» **Working data**
-------

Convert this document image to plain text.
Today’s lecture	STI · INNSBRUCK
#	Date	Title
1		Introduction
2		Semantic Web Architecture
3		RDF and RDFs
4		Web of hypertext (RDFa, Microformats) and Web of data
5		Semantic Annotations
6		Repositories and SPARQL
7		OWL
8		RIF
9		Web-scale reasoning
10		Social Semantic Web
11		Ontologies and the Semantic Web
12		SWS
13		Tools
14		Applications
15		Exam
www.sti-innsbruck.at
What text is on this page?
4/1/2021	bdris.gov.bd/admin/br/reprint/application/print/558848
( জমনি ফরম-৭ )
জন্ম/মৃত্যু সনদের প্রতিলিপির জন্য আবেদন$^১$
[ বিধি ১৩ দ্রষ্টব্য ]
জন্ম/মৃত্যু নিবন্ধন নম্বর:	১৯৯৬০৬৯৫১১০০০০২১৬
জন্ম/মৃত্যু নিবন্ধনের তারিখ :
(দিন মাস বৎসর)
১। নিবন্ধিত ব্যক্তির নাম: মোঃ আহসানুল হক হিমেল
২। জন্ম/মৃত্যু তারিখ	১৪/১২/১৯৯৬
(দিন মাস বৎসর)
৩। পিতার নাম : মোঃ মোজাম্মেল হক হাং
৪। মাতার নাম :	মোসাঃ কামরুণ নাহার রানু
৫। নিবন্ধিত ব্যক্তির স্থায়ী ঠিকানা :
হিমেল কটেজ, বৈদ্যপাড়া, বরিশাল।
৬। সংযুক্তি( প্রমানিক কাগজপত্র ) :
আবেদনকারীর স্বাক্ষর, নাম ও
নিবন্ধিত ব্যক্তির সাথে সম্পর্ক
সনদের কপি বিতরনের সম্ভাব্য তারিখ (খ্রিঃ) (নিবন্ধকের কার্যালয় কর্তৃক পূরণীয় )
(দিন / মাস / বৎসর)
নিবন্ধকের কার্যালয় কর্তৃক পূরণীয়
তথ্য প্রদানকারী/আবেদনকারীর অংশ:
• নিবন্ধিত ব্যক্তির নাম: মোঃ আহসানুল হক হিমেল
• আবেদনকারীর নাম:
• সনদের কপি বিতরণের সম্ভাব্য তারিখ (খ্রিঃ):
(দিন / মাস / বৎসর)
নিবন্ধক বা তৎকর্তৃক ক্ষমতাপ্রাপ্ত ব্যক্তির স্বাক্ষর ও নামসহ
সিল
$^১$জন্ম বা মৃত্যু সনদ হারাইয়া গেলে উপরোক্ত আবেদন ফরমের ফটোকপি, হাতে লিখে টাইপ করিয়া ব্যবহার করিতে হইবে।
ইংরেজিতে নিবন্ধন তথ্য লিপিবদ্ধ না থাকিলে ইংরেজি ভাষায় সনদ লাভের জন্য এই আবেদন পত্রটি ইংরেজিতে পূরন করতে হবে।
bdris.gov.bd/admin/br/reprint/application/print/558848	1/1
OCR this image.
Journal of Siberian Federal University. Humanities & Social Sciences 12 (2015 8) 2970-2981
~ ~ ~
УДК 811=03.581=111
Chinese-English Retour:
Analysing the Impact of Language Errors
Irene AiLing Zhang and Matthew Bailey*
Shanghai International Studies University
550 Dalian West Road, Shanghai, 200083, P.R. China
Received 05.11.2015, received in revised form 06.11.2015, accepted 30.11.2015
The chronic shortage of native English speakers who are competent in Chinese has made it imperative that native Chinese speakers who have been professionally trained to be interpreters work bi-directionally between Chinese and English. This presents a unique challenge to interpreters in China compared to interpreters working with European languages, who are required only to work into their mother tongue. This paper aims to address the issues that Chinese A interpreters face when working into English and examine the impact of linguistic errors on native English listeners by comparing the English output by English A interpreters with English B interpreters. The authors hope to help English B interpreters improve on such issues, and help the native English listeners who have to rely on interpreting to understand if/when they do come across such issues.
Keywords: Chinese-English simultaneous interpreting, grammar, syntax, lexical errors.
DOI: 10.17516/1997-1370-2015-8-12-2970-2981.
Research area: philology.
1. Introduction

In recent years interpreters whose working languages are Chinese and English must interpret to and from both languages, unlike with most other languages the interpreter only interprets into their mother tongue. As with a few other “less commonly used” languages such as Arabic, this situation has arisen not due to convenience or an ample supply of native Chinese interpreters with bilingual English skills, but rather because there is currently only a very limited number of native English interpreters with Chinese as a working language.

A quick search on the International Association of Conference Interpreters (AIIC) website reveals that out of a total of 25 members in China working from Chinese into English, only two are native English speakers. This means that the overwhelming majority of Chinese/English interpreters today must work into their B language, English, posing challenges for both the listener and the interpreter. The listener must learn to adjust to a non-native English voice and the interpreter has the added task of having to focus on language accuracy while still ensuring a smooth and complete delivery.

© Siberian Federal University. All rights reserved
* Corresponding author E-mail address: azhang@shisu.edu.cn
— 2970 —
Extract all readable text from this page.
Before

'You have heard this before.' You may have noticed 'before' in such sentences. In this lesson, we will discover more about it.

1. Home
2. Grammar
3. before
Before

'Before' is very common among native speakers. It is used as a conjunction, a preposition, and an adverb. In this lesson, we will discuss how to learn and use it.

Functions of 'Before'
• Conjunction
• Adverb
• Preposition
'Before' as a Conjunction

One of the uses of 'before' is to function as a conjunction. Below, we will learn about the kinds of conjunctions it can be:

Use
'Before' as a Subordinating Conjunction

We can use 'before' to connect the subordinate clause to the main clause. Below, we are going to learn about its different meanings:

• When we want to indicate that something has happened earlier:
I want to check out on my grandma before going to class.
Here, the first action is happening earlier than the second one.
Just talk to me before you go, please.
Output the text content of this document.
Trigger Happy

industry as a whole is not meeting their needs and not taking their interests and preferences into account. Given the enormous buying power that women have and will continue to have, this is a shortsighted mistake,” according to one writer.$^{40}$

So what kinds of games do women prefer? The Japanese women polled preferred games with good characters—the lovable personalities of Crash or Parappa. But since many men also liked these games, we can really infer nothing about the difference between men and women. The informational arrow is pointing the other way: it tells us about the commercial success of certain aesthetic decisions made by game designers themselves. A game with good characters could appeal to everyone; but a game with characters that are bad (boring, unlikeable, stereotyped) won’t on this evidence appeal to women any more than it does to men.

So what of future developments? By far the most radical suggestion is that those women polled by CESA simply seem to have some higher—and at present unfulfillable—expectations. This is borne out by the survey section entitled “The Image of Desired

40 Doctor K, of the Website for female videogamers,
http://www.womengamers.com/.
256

-------

» **The problem**
In the records above, find each line that holds the word "Siberian"; copy all such lines.

» **Task response**
Journal of Siberian Federal University. Humanities & Social Sciences 12 (2015 8) 2970-2981
© Siberian Federal University. All rights reserved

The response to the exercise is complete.